**Set exercise**
Give the data below again, word for word.

[Stored entries]
--- --- ---

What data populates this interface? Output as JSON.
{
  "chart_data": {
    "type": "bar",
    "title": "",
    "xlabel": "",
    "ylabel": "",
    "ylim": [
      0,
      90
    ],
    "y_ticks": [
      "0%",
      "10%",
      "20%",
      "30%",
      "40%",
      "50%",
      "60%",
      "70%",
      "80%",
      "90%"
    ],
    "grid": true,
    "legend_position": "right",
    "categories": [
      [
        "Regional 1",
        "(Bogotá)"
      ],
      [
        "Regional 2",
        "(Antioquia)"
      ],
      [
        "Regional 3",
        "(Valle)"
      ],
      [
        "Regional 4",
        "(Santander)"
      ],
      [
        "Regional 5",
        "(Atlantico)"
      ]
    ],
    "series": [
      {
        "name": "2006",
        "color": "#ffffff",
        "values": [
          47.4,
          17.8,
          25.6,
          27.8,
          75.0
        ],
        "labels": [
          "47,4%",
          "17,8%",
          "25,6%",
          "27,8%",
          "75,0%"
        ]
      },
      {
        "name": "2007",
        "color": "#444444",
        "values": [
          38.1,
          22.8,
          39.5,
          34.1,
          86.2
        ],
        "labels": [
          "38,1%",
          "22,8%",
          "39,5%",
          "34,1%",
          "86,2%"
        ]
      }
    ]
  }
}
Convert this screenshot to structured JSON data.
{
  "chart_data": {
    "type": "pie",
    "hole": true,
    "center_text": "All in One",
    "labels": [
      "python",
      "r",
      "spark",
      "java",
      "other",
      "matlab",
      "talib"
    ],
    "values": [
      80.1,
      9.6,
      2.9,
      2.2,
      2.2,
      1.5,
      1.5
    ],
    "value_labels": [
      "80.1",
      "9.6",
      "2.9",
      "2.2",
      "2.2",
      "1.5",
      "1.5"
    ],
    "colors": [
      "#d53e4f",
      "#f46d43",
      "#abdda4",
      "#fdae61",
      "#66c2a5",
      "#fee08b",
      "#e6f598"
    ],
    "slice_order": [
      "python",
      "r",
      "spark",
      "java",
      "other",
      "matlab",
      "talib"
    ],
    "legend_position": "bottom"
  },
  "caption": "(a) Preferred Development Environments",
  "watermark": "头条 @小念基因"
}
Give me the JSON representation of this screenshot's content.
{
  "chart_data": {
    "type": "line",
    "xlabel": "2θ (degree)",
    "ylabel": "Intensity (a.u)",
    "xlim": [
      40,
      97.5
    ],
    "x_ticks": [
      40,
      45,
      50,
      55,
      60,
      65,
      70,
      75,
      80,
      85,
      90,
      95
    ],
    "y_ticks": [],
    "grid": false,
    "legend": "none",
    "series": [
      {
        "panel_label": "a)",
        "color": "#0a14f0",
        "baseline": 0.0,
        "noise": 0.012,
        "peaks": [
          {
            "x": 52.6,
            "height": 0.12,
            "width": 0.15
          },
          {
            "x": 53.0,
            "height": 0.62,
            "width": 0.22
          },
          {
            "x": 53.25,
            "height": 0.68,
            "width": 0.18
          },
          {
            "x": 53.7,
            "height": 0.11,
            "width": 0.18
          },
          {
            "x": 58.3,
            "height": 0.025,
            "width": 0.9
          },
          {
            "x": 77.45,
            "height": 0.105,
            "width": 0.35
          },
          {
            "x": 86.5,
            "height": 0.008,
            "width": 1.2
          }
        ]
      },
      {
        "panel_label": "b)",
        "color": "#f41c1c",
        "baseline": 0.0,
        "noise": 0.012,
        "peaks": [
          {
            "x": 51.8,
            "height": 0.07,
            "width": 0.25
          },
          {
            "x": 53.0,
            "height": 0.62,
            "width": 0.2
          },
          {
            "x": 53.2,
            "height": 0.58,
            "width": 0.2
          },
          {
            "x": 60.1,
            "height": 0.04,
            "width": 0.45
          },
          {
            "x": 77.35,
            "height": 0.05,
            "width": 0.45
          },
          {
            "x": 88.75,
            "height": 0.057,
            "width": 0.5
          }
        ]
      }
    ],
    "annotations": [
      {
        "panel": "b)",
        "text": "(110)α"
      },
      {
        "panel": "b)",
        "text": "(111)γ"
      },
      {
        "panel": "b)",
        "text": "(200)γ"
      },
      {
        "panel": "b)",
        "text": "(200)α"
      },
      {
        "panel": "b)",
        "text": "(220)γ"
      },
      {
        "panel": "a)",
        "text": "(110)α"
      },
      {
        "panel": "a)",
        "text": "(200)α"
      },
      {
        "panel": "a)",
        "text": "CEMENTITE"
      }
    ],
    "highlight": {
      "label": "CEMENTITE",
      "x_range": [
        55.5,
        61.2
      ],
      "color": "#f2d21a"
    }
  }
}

--- --- ---

**Correct result**
What data populates this interface? Output as JSON.
{
  "chart_data": {
    "type": "bar",
    "title": "",
    "xlabel": "",
    "ylabel": "",
    "ylim": [
      0,
      90
    ],
    "y_ticks": [
      "0%",
      "10%",
      "20%",
      "30%",
      "40%",
      "50%",
      "60%",
      "70%",
      "80%",
      "90%"
    ],
    "grid": true,
    "legend_position": "right",
    "categories": [
      [
        "Regional 1",
        "(Bogotá)"
      ],
      [
        "Regional 2",
        "(Antioquia)"
      ],
      [
        "Regional 3",
        "(Valle)"
      ],
      [
        "Regional 4",
        "(Santander)"
      ],
      [
        "Regional 5",
        "(Atlantico)"
      ]
    ],
    "series": [
      {
        "name": "2006",
        "color": "#ffffff",
        "values": [
          47.4,
          17.8,
          25.6,
          27.8,
          75.0
        ],
        "labels": [
          "47,4%",
          "17,8%",
          "25,6%",
          "27,8%",
          "75,0%"
        ]
      },
      {
        "name": "2007",
        "color": "#444444",
        "values": [
          38.1,
          22.8,
          39.5,
          34.1,
          86.2
        ],
        "labels": [
          "38,1%",
          "22,8%",
          "39,5%",
          "34,1%",
          "86,2%"
        ]
      }
    ]
  }
}
Convert this screenshot to structured JSON data.
{
  "chart_data": {
    "type": "pie",
    "hole": true,
    "center_text": "All in One",
    "labels": [
      "python",
      "r",
      "spark",
      "java",
      "other",
      "matlab",
      "talib"
    ],
    "values": [
      80.1,
      9.6,
      2.9,
      2.2,
      2.2,
      1.5,
      1.5
    ],
    "value_labels": [
      "80.1",
      "9.6",
      "2.9",
      "2.2",
      "2.2",
      "1.5",
      "1.5"
    ],
    "colors": [
      "#d53e4f",
      "#f46d43",
      "#abdda4",
      "#fdae61",
      "#66c2a5",
      "#fee08b",
      "#e6f598"
    ],
    "slice_order": [
      "python",
      "r",
      "spark",
      "java",
      "other",
      "matlab",
      "talib"
    ],
    "legend_position": "bottom"
  },
  "caption": "(a) Preferred Development Environments",
  "watermark": "头条 @小念基因"
}
Give me the JSON representation of this screenshot's content.
{
  "chart_data": {
    "type": "line",
    "xlabel": "2θ (degree)",
    "ylabel": "Intensity (a.u)",
    "xlim": [
      40,
      97.5
    ],
    "x_ticks": [
      40,
      45,
      50,
      55,
      60,
      65,
      70,
      75,
      80,
      85,
      90,
      95
    ],
    "y_ticks": [],
    "grid": false,
    "legend": "none",
    "series": [
      {
        "panel_label": "a)",
        "color": "#0a14f0",
        "baseline": 0.0,
        "noise": 0.012,
        "peaks": [
          {
            "x": 52.6,
            "height": 0.12,
            "width": 0.15
          },
          {
            "x": 53.0,
            "height": 0.62,
            "width": 0.22
          },
          {
            "x": 53.25,
            "height": 0.68,
            "width": 0.18
          },
          {
            "x": 53.7,
            "height": 0.11,
            "width": 0.18
          },
          {
            "x": 58.3,
            "height": 0.025,
            "width": 0.9
          },
          {
            "x": 77.45,
            "height": 0.105,
            "width": 0.35
          },
          {
            "x": 86.5,
            "height": 0.008,
            "width": 1.2
          }
        ]
      },
      {
        "panel_label": "b)",
        "color": "#f41c1c",
        "baseline": 0.0,
        "noise": 0.012,
        "peaks": [
          {
            "x": 51.8,
            "height": 0.07,
            "width": 0.25
          },
          {
            "x": 53.0,
            "height": 0.62,
            "width": 0.2
          },
          {
            "x": 53.2,
            "height": 0.58,
            "width": 0.2
          },
          {
            "x": 60.1,
            "height": 0.04,
            "width": 0.45
          },
          {
            "x": 77.35,
            "height": 0.05,
            "width": 0.45
          },
          {
            "x": 88.75,
            "height": 0.057,
            "width": 0.5
          }
        ]
      }
    ],
    "annotations": [
      {
        "panel": "b)",
        "text": "(110)α"
      },
      {
        "panel": "b)",
        "text": "(111)γ"
      },
      {
        "panel": "b)",
        "text": "(200)γ"
      },
      {
        "panel": "b)",
        "text": "(200)α"
      },
      {
        "panel": "b)",
        "text": "(220)γ"
      },
      {
        "panel": "a)",
        "text": "(110)α"
      },
      {
        "panel": "a)",
        "text": "(200)α"
      },
      {
        "panel": "a)",
        "text": "CEMENTITE"
      }
    ],
    "highlight": {
      "label": "CEMENTITE",
      "x_range": [
        55.5,
        61.2
      ],
      "color": "#f2d21a"
    }
  }
}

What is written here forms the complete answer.